● Exercise objective: Find the lines below that contain the string "What". Copy each one.

● Stored records:
>>>

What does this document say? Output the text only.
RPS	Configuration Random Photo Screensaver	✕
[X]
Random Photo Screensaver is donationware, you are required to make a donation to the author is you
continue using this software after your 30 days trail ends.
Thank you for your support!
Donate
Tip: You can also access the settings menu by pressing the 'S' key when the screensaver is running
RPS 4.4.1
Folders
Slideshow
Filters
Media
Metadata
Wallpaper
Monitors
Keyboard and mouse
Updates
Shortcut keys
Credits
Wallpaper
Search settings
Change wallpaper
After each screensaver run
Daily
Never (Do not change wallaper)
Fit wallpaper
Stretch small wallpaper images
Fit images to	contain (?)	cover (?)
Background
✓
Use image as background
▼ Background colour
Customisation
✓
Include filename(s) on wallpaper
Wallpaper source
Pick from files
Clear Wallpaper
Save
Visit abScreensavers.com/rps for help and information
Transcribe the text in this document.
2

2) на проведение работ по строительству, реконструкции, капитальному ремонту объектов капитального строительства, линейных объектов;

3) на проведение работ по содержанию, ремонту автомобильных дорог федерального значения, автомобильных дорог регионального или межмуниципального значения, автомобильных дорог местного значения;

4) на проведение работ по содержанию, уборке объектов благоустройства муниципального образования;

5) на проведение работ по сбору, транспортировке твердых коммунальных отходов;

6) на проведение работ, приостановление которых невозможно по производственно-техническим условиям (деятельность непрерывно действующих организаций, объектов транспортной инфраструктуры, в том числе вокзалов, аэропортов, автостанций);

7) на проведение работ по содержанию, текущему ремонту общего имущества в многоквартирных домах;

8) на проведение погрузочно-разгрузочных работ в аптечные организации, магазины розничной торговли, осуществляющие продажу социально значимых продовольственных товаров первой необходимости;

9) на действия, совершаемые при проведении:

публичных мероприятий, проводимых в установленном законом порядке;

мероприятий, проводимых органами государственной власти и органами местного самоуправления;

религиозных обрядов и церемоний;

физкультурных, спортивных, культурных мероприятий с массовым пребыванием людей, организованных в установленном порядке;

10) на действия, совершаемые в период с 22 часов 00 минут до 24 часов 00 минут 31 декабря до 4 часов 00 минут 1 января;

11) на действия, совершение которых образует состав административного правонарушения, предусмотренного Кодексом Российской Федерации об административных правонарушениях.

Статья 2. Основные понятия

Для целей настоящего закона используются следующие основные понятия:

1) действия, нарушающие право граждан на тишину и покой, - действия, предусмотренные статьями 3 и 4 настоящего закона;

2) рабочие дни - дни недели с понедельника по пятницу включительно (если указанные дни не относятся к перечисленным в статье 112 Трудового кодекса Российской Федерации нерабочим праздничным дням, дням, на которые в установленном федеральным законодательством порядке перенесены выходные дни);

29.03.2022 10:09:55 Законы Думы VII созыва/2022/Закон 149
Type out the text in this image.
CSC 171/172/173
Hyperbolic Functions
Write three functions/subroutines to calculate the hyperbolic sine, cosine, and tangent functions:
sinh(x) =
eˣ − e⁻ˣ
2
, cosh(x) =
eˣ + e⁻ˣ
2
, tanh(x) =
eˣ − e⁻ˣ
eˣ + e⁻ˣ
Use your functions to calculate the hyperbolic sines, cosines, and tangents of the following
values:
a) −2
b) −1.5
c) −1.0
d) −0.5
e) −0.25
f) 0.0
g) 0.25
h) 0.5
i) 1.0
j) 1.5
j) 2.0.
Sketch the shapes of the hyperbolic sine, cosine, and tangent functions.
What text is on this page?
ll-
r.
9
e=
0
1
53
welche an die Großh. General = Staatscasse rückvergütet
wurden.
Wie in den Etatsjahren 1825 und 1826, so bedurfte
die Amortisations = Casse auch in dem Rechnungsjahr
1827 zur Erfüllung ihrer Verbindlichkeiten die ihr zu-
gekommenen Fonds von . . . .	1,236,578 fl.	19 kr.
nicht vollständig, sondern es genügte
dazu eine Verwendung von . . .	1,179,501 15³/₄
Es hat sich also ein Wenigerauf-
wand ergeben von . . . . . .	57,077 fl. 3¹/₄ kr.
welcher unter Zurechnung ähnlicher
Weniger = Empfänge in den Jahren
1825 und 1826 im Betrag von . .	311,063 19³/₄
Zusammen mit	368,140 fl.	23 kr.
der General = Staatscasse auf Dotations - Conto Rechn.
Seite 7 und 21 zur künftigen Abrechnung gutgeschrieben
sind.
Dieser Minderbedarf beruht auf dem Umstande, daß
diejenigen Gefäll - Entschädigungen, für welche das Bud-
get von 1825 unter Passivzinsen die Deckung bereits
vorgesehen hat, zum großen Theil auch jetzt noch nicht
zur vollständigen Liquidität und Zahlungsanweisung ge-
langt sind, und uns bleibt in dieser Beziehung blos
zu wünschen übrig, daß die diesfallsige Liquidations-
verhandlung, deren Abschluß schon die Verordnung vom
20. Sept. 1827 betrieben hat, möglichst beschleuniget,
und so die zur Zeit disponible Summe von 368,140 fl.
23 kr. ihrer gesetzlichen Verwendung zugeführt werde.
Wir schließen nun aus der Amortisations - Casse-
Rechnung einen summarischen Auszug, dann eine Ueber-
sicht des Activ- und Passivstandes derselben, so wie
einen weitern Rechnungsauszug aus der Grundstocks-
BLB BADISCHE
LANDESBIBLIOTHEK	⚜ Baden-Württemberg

<<<

● Exercise result:
What does this document say? Output the text only.
What text is on this page?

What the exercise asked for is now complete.